**Listed entries**
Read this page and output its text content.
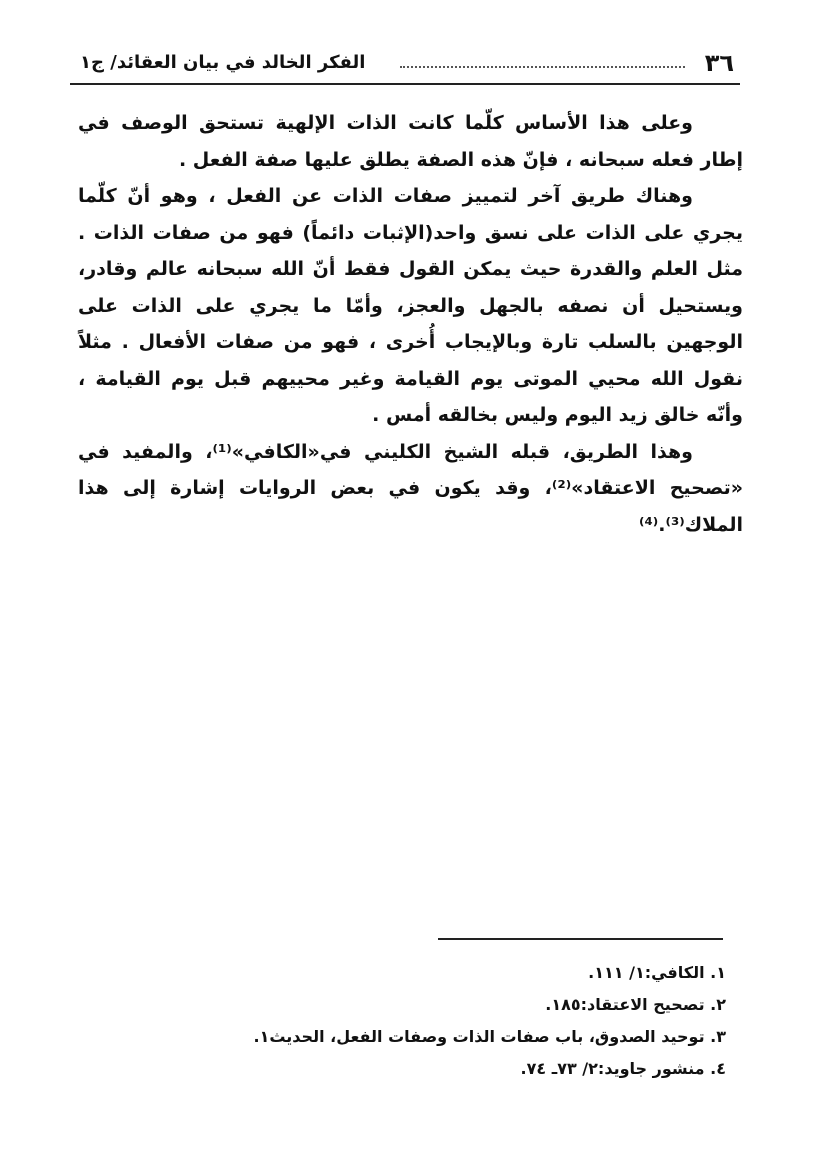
٣٦
الفكر الخالد في بيان العقائد/ ج١

وعلى هذا الأساس كلّما كانت الذات الإلهية تستحق الوصف في إطار فعله سبحانه ، فإنّ هذه الصفة يطلق عليها صفة الفعل .

وهناك طريق آخر لتمييز صفات الذات عن الفعل ، وهو أنّ كلّما يجري على الذات على نسق واحد(الإثبات دائماً) فهو من صفات الذات . مثل العلم والقدرة حيث يمكن القول فقط أنّ الله سبحانه عالم وقادر، ويستحيل أن نصفه بالجهل والعجز، وأمّا ما يجري على الذات على الوجهين بالسلب تارة وبالإيجاب أُخرى ، فهو من صفات الأفعال . مثلاً نقول الله محيي الموتى يوم القيامة وغير محييهم قبل يوم القيامة ، وأنّه خالق زيد اليوم وليس بخالقه أمس .

وهذا الطريق، قبله الشيخ الكليني في«الكافي»⁽¹⁾، والمفيد في «تصحيح الاعتقاد»⁽²⁾، وقد يكون في بعض الروايات إشارة إلى هذا الملاك⁽³⁾.⁽⁴⁾

١. الكافي:١/ ١١١.
٢. تصحيح الاعتقاد:١٨٥.
٣. توحيد الصدوق، باب صفات الذات وصفات الفعل، الحديث١.
٤. منشور جاويد:٢/ ٧٣ـ ٧٤.
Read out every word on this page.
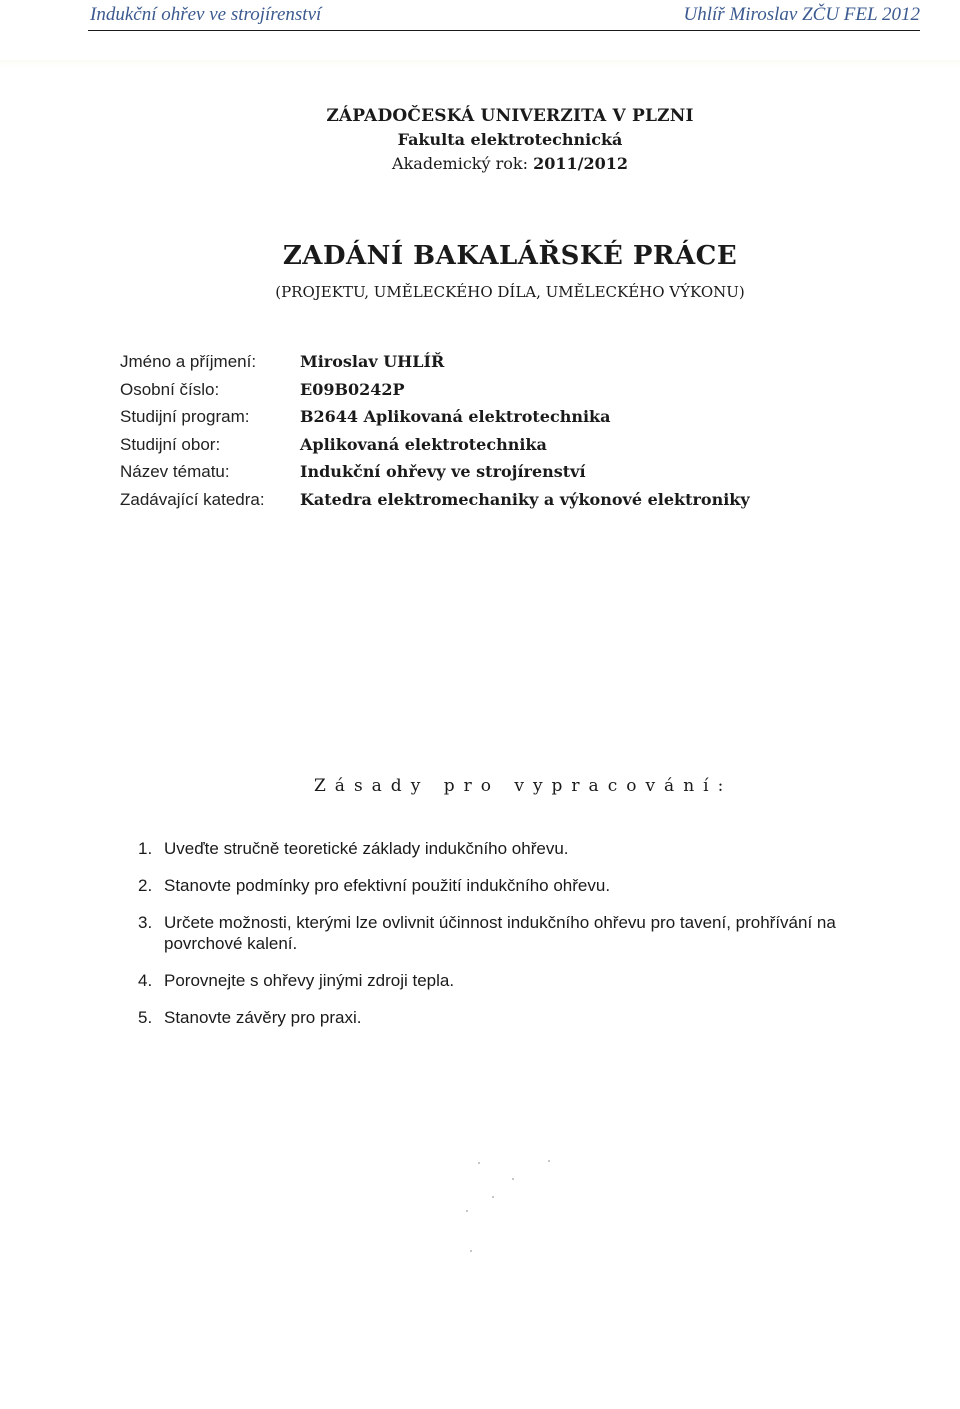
Indukční ohřev ve strojírenství	Uhlíř Miroslav ZČU FEL 2012
ZÁPADOČESKÁ UNIVERZITA V PLZNI
Fakulta elektrotechnická
Akademický rok: 2011/2012
ZADÁNÍ BAKALÁŘSKÉ PRÁCE
(PROJEKTU, UMĚLECKÉHO DÍLA, UMĚLECKÉHO VÝKONU)
Jméno a příjmení:	Miroslav UHLÍŘ
Osobní číslo:	E09B0242P
Studijní program:	B2644 Aplikovaná elektrotechnika
Studijní obor:	Aplikovaná elektrotechnika
Název tématu:	Indukční ohřevy ve strojírenství
Zadávající katedra: Katedra elektromechaniky a výkonové elektroniky
Zásady pro vypracování:
1. Uveďte stručně teoretické základy indukčního ohřevu.
2. Stanovte podmínky pro efektivní použití indukčního ohřevu.
3. Určete možnosti, kterými lze ovlivnit účinnost indukčního ohřevu pro tavení, prohřívání na povrchové kalení.
4. Porovnejte s ohřevy jinými zdroji tepla.
5. Stanovte závěry pro praxi.
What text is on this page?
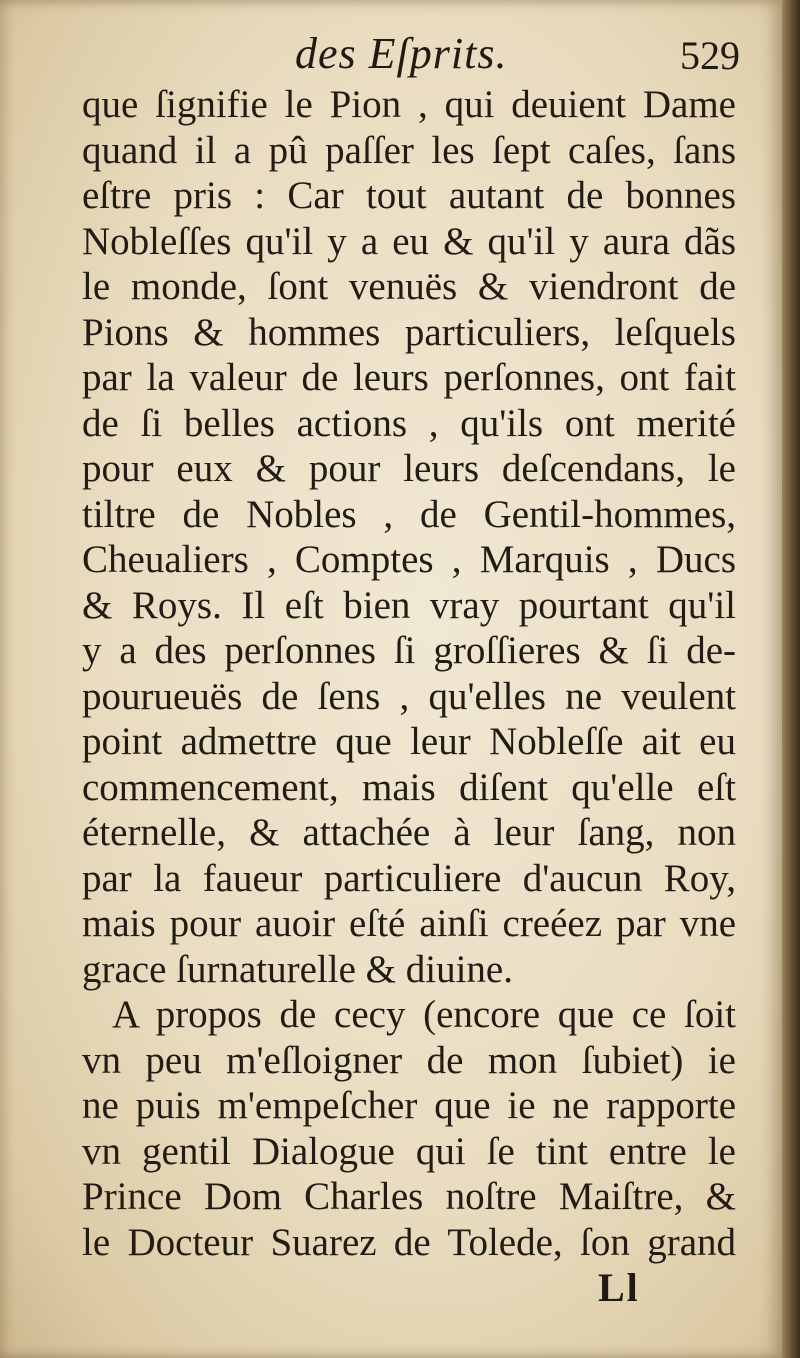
des Eſprits.	529
que ſignifie le Pion , qui deuient Dame
quand il a pû paſſer les ſept caſes, ſans
eſtre pris : Car tout autant de bonnes
Nobleſſes qu'il y a eu & qu'il y aura dãs
le monde, ſont venuës & viendront de
Pions & hommes particuliers, leſquels
par la valeur de leurs perſonnes, ont fait
de ſi belles actions , qu'ils ont merité
pour eux & pour leurs deſcendans, le
tiltre de Nobles , de Gentil-hommes,
Cheualiers , Comptes , Marquis , Ducs
& Roys. Il eſt bien vray pourtant qu'il
y a des perſonnes ſi groſſieres & ſi de-
pourueuës de ſens , qu'elles ne veulent
point admettre que leur Nobleſſe ait eu
commencement, mais diſent qu'elle eſt
éternelle, & attachée à leur ſang, non
par la faueur particuliere d'aucun Roy,
mais pour auoir eſté ainſi creéez par vne
grace ſurnaturelle & diuine.
A propos de cecy (encore que ce ſoit
vn peu m'eſloigner de mon ſubiet) ie
ne puis m'empeſcher que ie ne rapporte
vn gentil Dialogue qui ſe tint entre le
Prince Dom Charles noſtre Maiſtre, &
le Docteur Suarez de Tolede, ſon grand
Ll
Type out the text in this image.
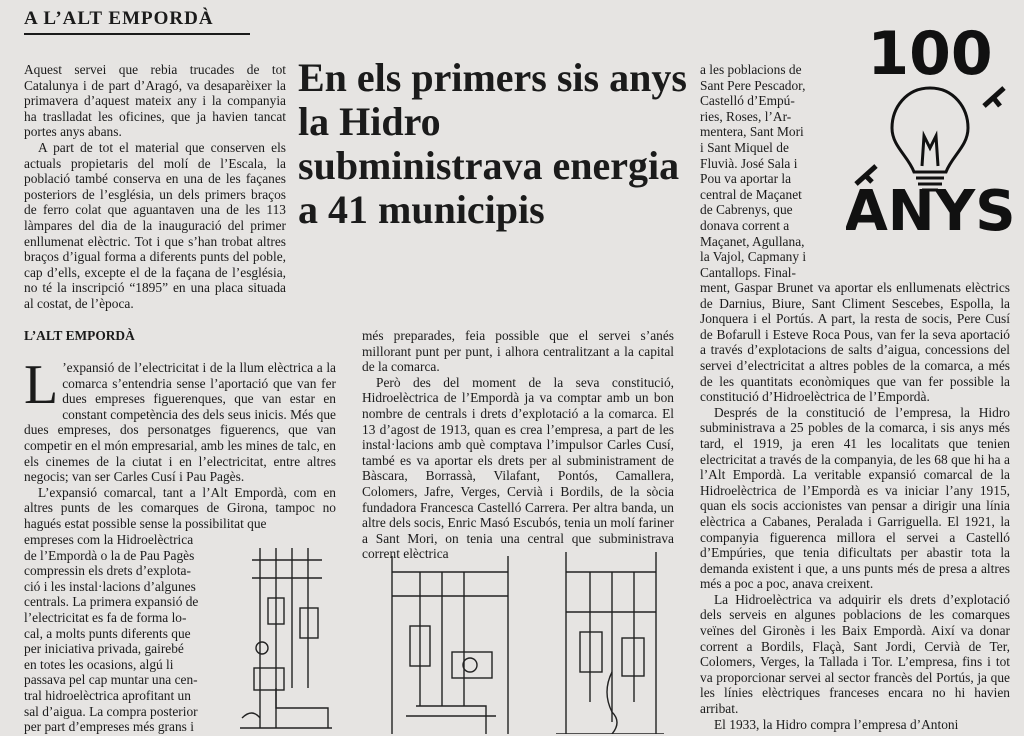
A L’ALT EMPORDÀ

Aquest servei que rebia trucades de tot Catalunya i de part d’Aragó, va desaparèixer la primavera d’aquest mateix any i la companyia ha traslladat les oficines, que ja havien tancat portes anys abans.

A part de tot el material que conserven els actuals propietaris del molí de l’Escala, la població també conserva en una de les façanes posteriors de l’església, un dels primers braços de ferro colat que aguantaven una de les 113 làmpares del dia de la inauguració del primer enllumenat elèctric. Tot i que s’han trobat altres braços d’igual forma a diferents punts del poble, cap d’ells, excepte el de la façana de l’església, no té la inscripció “1895” en una placa situada al costat, de l’època.

En els primers sis anys la Hidro subministrava energia a 41 municipis
100
ANYS
L’ALT EMPORDÀ

L ’expansió de l’electricitat i de la llum elèctrica a la comarca s’entendria sense l’aportació que van fer dues empreses figuerenques, que van estar en constant competència des dels seus inicis. Més que dues empreses, dos personatges figuerencs, que van competir en el món empresarial, amb les mines de talc, en els cinemes de la ciutat i en l’electricitat, entre altres negocis; van ser Carles Cusí i Pau Pagès.

L’expansió comarcal, tant a l’Alt Empordà, com en altres punts de les comarques de Girona, tampoc no hagués estat possible sense la possibilitat que

empreses com la Hidroelèctrica
de l’Empordà o la de Pau Pagès
compressin els drets d’explota-
ció i les instal·lacions d’algunes
centrals. La primera expansió de
l’electricitat es fa de forma lo-
cal, a molts punts diferents que
per iniciativa privada, gairebé
en totes les ocasions, algú li
passava pel cap muntar una cen-
tral hidroelèctrica aprofitant un
sal d’aigua. La compra posterior
per part d’empreses més grans i

més preparades, feia possible que el servei s’anés millorant punt per punt, i alhora centralitzant a la capital de la comarca.

Però des del moment de la seva constitució, Hidroelèctrica de l’Empordà ja va comptar amb un bon nombre de centrals i drets d’explotació a la comarca. El 13 d’agost de 1913, quan es crea l’empresa, a part de les instal·lacions amb què comptava l’impulsor Carles Cusí, també es va aportar els drets per al subministrament de Bàscara, Borrassà, Vilafant, Pontós, Camallera, Colomers, Jafre, Verges, Cervià i Bordils, de la sòcia fundadora Francesca Castelló Carrera. Per altra banda, un altre dels socis, Enric Masó Escubós, tenia un molí fariner a Sant Mori, on tenia una central que subministrava corrent elèctrica

a les poblacions de
Sant Pere Pescador,
Castelló d’Empú-
ries, Roses, l’Ar-
mentera, Sant Mori
i Sant Miquel de
Fluvià. José Sala i
Pou va aportar la
central de Maçanet
de Cabrenys, que
donava corrent a
Maçanet, Agullana,
la Vajol, Capmany i
Cantallops. Final-

ment, Gaspar Brunet va aportar els enllumenats elèctrics de Darnius, Biure, Sant Climent Sescebes, Espolla, la Jonquera i el Portús. A part, la resta de socis, Pere Cusí de Bofarull i Esteve Roca Pous, van fer la seva aportació a través d’explotacions de salts d’aigua, concessions del servei d’electricitat a altres pobles de la comarca, a més de les quantitats econòmiques que van fer possible la constitució d’Hidroelèctrica de l’Empordà.

Després de la constitució de l’empresa, la Hidro subministrava a 25 pobles de la comarca, i sis anys més tard, el 1919, ja eren 41 les localitats que tenien electricitat a través de la companyia, de les 68 que hi ha a l’Alt Empordà. La veritable expansió comarcal de la Hidroelèctrica de l’Empordà es va iniciar l’any 1915, quan els socis accionistes van pensar a dirigir una línia elèctrica a Cabanes, Peralada i Garriguella. El 1921, la companyia figuerenca millora el servei a Castelló d’Empúries, que tenia dificultats per abastir tota la demanda existent i que, a uns punts més de presa a altres més a poc a poc, anava creixent.

La Hidroelèctrica va adquirir els drets d’explotació dels serveis en algunes poblacions de les comarques veïnes del Gironès i les Baix Empordà. Així va donar corrent a Bordils, Flaçà, Sant Jordi, Cervià de Ter, Colomers, Verges, la Tallada i Tor. L’empresa, fins i tot va proporcionar servei al sector francès del Portús, ja que les línies elèctriques franceses encara no hi havien arribat.

El 1933, la Hidro compra l’empresa d’Antoni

**The exercise**
Isolate each line of the listing above that includes "empreses". Copy it.

**Completed task**
L ’expansió de l’electricitat i de la llum elèctrica a la comarca s’entendria sense l’aportació que van fer dues empreses figuerenques, que van estar en constant competència des dels seus inicis. Més que dues empreses, dos personatges figuerencs, que van competir en el món empresarial, amb les mines de talc, en els cinemes de la ciutat i en l’electricitat, entre altres negocis; van ser Carles Cusí i Pau Pagès.
empreses com la Hidroelèctrica
per part d’empreses més grans i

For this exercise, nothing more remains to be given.